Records
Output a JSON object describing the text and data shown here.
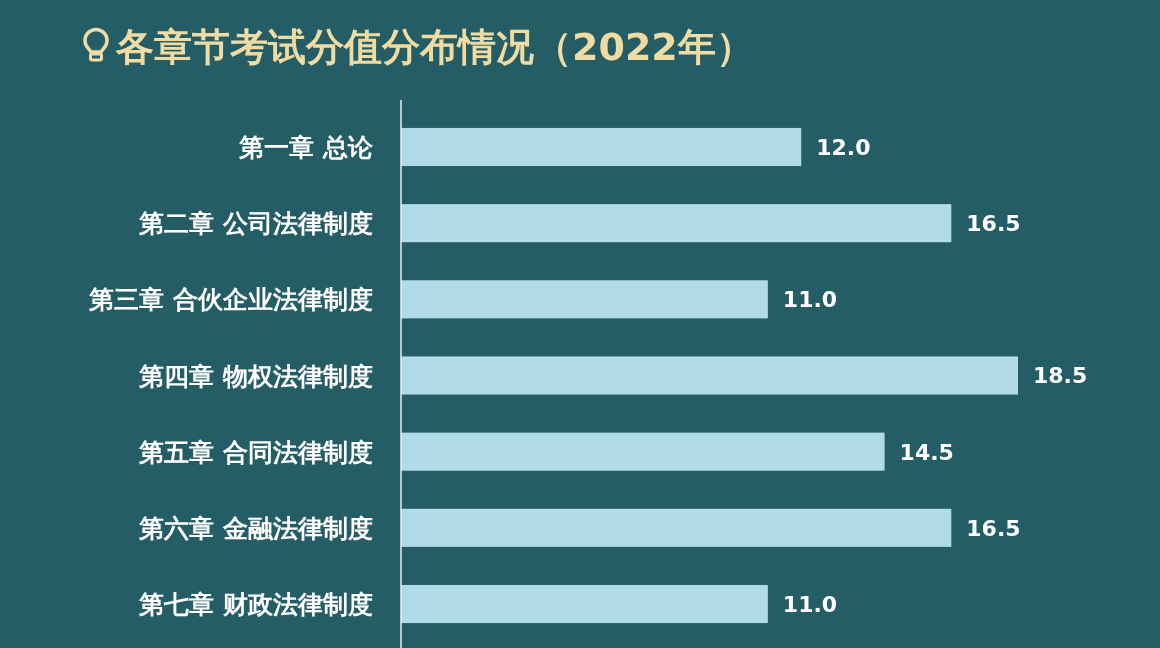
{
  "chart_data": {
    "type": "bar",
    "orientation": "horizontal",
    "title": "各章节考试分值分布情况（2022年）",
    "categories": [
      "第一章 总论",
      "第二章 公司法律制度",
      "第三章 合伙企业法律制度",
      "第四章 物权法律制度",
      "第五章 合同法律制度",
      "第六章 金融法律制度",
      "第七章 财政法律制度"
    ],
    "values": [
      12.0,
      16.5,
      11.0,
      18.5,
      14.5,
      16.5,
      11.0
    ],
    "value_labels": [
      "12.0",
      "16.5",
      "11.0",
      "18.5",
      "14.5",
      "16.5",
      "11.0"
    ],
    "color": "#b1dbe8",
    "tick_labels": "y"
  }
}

---

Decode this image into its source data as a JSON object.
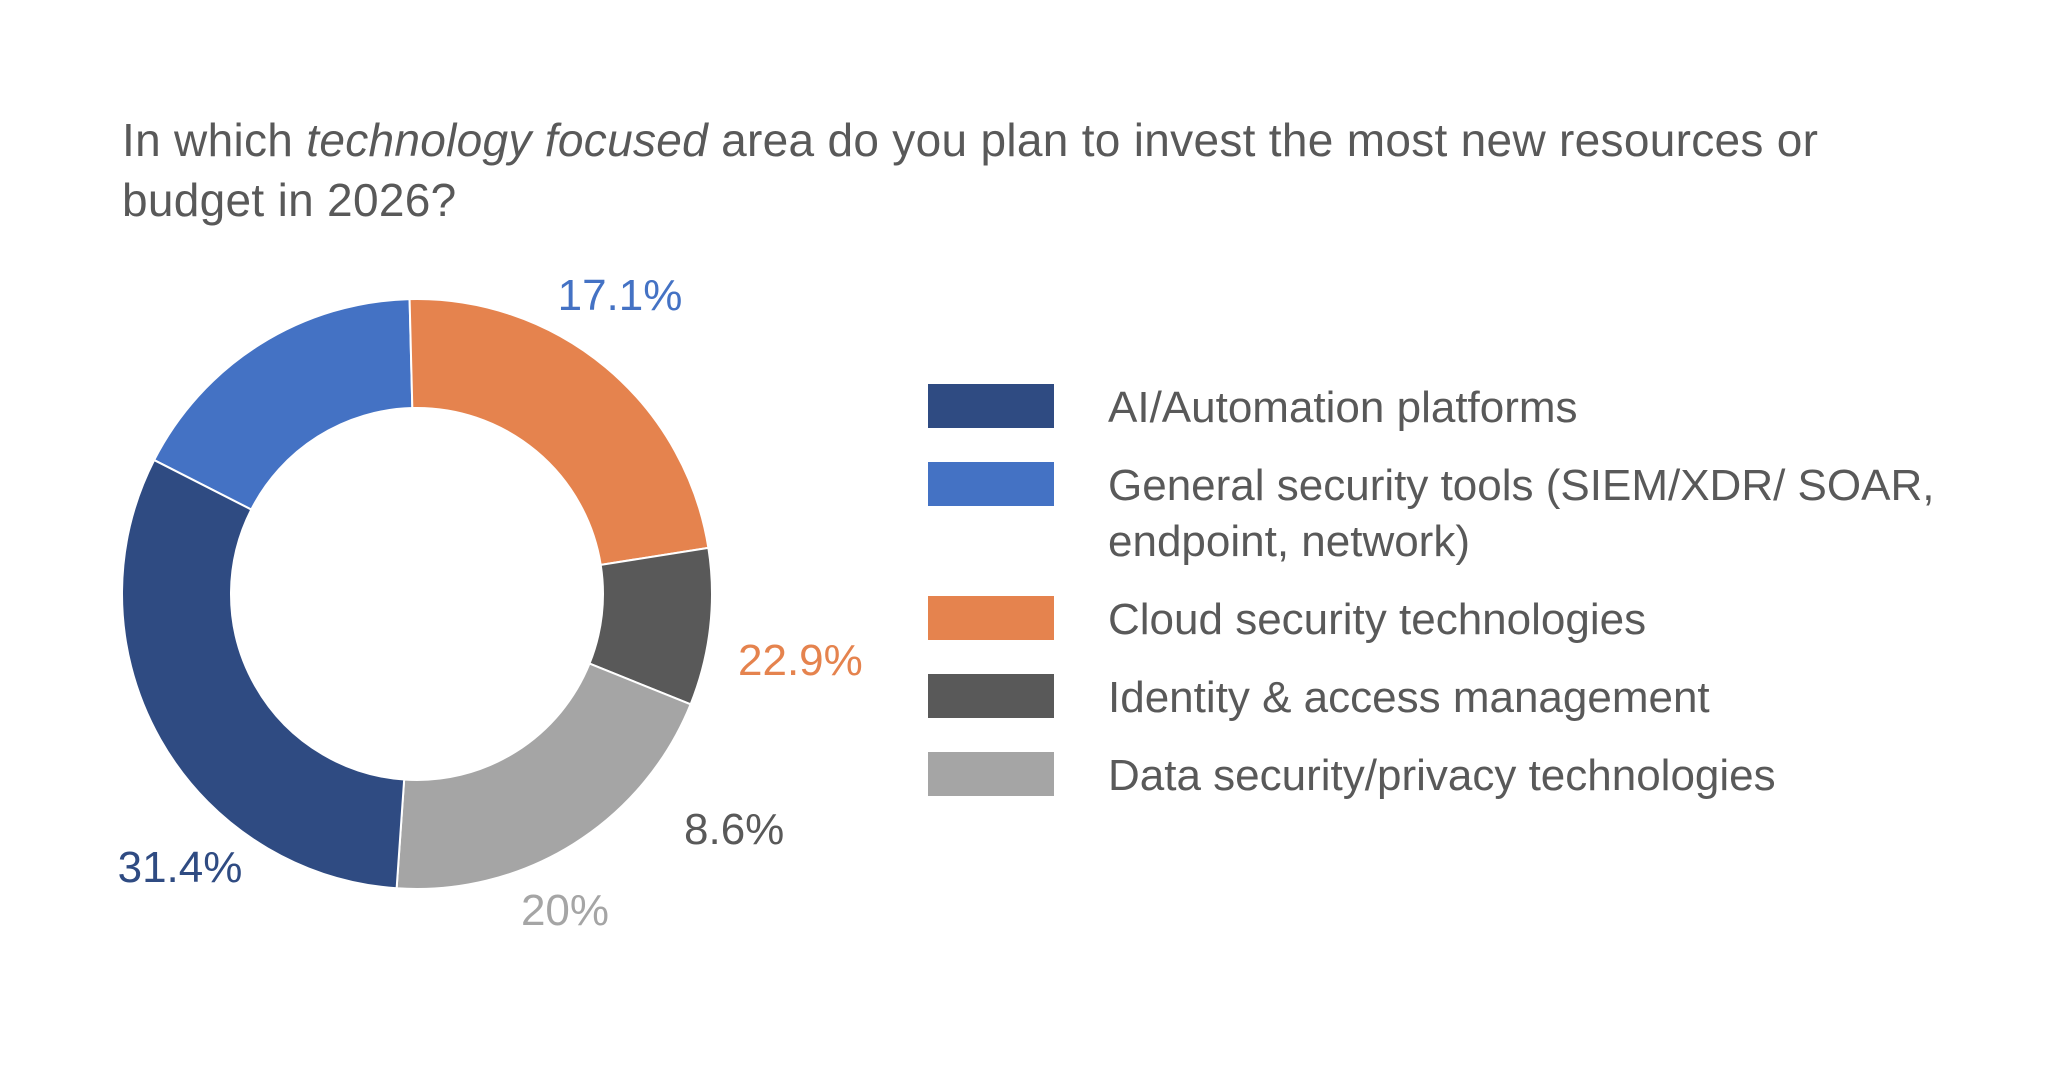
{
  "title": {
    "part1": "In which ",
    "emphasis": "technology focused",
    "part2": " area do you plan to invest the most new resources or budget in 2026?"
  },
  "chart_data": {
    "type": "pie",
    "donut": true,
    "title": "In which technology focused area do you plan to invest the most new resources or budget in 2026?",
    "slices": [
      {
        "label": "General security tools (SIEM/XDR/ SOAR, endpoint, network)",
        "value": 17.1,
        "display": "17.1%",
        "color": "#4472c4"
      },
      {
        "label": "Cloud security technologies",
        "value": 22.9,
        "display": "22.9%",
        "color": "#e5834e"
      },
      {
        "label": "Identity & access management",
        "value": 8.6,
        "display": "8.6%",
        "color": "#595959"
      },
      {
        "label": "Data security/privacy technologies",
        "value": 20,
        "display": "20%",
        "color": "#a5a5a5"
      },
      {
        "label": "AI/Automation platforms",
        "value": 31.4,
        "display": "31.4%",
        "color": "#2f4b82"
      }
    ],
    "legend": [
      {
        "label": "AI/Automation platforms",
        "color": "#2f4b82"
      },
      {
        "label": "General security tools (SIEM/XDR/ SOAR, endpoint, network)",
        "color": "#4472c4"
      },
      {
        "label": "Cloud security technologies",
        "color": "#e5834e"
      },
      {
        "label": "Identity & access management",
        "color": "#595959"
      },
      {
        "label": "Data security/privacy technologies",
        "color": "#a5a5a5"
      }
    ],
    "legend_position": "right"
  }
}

» **Problem**
Review the preceding data and report every line that includes the string "invest".

» **Result**
    "part2": " area do you plan to invest the most new resources or budget in 2026?"
    "title": "In which technology focused area do you plan to invest the most new resources or budget in 2026?",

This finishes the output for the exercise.